**MATERIAL**
_ _ _ _ _ _ _

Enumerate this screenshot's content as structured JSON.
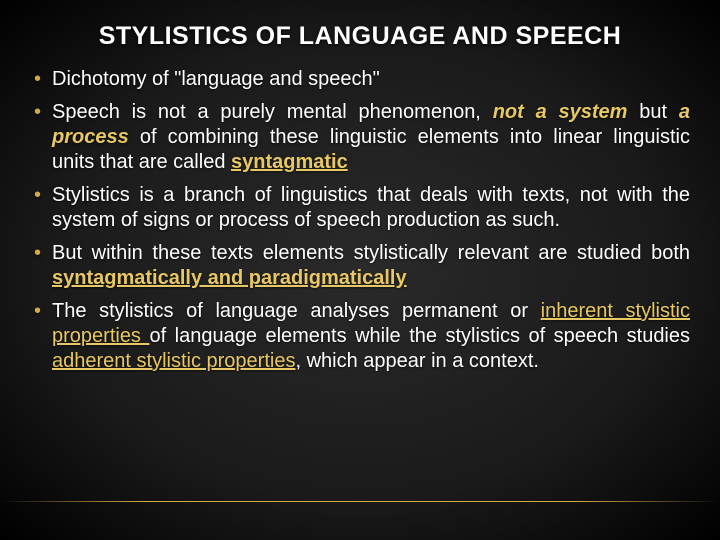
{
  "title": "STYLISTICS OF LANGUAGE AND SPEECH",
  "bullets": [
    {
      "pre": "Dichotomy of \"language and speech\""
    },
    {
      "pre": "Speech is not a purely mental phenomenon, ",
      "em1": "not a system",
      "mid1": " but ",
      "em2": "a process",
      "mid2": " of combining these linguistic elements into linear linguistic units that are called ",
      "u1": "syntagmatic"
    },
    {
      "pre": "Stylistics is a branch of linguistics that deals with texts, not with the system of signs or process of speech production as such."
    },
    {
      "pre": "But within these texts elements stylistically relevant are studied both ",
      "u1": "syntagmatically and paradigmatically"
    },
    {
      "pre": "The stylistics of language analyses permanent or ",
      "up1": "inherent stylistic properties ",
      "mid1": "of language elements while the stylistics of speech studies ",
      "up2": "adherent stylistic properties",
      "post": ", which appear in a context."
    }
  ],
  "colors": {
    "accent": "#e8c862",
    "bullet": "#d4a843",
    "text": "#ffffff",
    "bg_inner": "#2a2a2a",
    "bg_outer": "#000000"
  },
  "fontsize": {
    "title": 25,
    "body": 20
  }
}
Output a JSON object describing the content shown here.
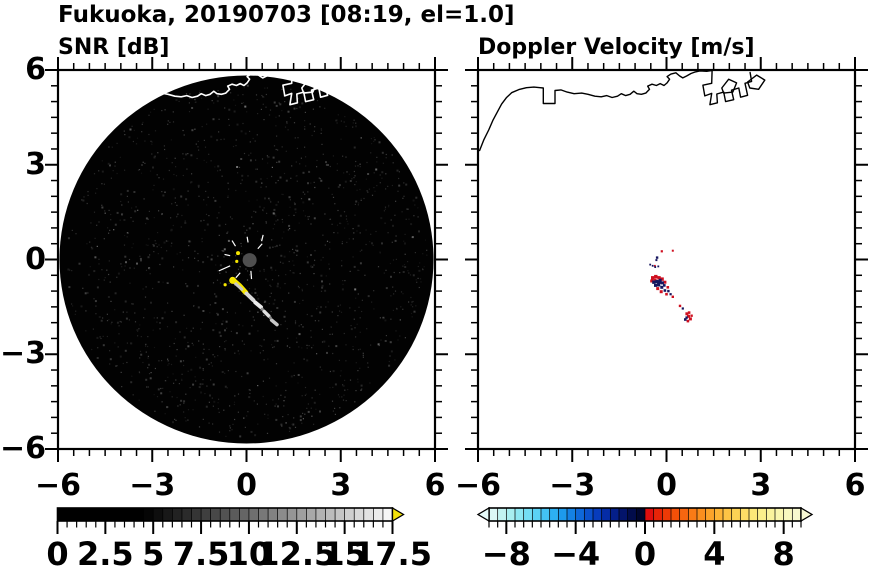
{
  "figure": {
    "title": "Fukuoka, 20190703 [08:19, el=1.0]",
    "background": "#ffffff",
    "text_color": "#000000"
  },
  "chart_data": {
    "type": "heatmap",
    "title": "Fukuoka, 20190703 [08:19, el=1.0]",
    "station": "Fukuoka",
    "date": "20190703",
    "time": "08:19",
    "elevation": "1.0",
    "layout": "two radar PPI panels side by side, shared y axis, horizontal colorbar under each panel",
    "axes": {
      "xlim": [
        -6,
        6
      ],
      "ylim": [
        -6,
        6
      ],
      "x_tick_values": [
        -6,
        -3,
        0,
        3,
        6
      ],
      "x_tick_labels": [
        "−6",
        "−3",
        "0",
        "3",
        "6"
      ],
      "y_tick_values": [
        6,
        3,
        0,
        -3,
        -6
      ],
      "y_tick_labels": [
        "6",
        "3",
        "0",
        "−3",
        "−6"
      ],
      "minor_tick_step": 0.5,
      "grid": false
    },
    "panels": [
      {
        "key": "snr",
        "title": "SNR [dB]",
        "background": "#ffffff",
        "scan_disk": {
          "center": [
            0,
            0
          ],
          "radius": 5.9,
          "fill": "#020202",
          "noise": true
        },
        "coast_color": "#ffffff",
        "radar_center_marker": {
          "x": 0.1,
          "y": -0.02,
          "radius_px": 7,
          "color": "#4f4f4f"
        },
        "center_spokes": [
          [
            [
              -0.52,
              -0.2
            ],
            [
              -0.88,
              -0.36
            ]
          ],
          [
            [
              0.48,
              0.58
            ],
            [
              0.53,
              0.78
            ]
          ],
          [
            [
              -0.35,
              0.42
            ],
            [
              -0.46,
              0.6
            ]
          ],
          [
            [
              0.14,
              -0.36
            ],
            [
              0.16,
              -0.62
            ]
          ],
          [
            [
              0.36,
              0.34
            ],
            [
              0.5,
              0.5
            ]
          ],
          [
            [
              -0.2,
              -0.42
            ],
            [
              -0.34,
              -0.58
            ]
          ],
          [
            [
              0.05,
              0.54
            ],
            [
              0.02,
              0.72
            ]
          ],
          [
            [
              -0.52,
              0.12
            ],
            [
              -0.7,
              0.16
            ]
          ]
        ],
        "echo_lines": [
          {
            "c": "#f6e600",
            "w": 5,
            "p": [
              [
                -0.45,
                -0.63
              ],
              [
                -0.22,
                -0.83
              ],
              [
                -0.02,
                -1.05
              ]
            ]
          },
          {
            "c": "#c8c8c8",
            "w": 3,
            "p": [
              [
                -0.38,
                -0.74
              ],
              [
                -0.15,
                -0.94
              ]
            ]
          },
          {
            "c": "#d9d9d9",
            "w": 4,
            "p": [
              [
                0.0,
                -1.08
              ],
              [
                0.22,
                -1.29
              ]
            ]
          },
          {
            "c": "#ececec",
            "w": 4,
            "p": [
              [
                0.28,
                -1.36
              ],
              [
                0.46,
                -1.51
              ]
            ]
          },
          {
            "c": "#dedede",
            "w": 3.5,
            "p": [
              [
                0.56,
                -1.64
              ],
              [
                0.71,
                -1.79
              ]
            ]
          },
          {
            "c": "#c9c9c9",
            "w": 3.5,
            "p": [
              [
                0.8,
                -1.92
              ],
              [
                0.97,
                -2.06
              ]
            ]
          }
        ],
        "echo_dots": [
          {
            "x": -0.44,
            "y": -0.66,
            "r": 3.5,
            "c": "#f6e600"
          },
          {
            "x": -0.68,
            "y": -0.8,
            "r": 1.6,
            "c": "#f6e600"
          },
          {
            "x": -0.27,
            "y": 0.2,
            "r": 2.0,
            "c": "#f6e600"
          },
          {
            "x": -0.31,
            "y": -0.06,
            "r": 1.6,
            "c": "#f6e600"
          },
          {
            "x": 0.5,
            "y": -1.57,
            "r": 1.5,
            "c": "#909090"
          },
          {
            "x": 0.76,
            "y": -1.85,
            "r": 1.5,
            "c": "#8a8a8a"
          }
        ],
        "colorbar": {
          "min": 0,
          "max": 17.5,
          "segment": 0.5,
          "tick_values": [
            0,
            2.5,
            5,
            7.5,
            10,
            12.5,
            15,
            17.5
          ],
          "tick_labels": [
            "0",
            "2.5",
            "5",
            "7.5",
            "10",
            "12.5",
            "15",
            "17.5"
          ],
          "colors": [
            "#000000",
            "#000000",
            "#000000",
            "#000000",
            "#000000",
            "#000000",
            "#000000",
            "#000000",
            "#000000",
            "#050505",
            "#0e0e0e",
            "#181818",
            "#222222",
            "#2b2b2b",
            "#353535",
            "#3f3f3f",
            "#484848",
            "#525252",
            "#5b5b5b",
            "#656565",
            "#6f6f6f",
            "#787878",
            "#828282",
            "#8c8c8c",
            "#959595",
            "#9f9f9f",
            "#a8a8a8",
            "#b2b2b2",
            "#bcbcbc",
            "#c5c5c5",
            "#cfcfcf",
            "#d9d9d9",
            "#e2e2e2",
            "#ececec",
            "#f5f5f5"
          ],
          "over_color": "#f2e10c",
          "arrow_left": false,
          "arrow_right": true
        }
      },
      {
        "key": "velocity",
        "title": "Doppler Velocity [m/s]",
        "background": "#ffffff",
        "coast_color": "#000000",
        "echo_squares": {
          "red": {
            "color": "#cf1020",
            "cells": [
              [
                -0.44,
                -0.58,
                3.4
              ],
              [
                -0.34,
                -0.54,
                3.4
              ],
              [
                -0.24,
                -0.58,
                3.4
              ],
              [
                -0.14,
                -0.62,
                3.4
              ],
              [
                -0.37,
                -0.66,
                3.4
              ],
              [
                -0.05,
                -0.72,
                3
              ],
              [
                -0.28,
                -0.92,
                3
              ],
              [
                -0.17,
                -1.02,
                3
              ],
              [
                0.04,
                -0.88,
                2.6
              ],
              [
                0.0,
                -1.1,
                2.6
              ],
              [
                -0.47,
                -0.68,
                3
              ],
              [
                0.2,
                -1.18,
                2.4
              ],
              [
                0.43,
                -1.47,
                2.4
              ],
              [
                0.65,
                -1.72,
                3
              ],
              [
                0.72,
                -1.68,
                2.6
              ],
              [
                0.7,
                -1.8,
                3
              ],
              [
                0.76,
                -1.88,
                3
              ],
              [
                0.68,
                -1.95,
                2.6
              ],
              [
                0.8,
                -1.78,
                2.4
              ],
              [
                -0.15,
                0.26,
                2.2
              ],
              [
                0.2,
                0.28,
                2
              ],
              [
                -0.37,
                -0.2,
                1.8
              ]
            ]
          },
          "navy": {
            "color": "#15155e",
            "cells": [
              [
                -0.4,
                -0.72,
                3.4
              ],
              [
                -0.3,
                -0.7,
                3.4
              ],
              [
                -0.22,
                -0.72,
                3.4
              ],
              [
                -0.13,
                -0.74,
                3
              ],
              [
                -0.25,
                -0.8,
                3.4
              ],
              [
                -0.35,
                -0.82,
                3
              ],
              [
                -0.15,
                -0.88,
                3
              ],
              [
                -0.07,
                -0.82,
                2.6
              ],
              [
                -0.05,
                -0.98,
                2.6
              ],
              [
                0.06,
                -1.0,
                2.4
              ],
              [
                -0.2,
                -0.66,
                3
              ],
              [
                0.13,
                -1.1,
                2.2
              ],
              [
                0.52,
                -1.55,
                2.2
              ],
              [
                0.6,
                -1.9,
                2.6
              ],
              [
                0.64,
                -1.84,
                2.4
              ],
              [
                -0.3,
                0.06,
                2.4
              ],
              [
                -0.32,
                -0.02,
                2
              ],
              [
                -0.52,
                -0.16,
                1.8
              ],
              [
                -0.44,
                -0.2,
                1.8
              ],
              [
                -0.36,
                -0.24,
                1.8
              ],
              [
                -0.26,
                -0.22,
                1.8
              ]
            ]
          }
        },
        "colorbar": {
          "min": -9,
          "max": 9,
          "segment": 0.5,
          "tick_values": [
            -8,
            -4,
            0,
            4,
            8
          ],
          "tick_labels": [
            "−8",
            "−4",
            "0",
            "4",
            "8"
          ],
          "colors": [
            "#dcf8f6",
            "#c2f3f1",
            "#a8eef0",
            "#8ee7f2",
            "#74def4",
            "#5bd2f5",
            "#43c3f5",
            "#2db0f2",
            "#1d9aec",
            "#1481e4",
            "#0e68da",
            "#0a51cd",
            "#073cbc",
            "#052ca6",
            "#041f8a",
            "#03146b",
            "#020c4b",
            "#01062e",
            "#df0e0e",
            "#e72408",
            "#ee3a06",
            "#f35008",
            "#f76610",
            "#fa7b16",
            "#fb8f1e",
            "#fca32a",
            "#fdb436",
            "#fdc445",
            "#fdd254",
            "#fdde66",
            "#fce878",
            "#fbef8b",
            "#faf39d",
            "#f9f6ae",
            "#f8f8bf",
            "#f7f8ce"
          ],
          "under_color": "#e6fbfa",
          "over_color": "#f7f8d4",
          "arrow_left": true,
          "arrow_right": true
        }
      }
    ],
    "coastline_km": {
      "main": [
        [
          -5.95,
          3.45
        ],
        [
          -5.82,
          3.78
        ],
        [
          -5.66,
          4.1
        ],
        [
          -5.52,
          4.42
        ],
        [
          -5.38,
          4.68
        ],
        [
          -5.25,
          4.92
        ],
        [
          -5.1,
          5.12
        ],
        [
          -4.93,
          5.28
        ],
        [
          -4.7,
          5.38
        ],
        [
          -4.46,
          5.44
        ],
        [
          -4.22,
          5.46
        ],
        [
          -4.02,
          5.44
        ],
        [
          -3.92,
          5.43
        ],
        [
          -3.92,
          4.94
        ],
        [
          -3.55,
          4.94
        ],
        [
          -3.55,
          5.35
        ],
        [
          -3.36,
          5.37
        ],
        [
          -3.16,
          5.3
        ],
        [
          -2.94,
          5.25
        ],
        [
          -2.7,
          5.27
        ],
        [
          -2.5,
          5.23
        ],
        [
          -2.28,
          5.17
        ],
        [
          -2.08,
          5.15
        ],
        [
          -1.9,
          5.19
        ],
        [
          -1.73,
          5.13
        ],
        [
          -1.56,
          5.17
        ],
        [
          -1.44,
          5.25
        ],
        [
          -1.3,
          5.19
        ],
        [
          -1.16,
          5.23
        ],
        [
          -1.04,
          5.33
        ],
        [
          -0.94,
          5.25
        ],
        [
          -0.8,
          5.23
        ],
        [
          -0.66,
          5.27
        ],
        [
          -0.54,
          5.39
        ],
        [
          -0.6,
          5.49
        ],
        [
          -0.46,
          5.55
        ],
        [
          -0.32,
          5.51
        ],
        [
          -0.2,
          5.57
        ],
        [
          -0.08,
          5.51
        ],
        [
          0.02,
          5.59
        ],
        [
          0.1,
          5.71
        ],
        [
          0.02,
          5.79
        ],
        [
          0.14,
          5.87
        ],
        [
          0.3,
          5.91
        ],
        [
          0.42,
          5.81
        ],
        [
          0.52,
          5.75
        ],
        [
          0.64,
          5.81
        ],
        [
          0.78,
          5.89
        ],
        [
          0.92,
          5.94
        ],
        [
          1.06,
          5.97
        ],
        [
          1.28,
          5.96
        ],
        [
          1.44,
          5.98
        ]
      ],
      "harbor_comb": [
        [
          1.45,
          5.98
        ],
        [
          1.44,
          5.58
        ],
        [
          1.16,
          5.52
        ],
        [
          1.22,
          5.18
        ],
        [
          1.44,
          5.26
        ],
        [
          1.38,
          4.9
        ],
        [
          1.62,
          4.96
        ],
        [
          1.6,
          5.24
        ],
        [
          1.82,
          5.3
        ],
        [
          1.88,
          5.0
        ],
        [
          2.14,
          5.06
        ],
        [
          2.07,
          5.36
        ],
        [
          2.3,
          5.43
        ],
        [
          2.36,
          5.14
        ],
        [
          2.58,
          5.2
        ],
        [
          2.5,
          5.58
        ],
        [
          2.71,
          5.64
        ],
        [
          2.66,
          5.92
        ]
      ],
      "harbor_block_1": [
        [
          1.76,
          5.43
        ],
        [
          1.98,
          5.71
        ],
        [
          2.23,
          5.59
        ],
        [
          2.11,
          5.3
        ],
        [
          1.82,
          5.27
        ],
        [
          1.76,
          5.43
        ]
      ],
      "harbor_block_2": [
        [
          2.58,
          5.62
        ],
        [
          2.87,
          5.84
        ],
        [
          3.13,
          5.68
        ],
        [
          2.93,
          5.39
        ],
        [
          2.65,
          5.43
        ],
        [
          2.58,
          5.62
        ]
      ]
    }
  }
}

_ _ _ _ _ _ _

**GOAL**
Read the data above. Pull out each line in which the string "content" appears.

**SOLUTION FOR THIS PROBLEM**
Enumerate this screenshot's content as structured JSON.
Output a JSON object describing the content shown here.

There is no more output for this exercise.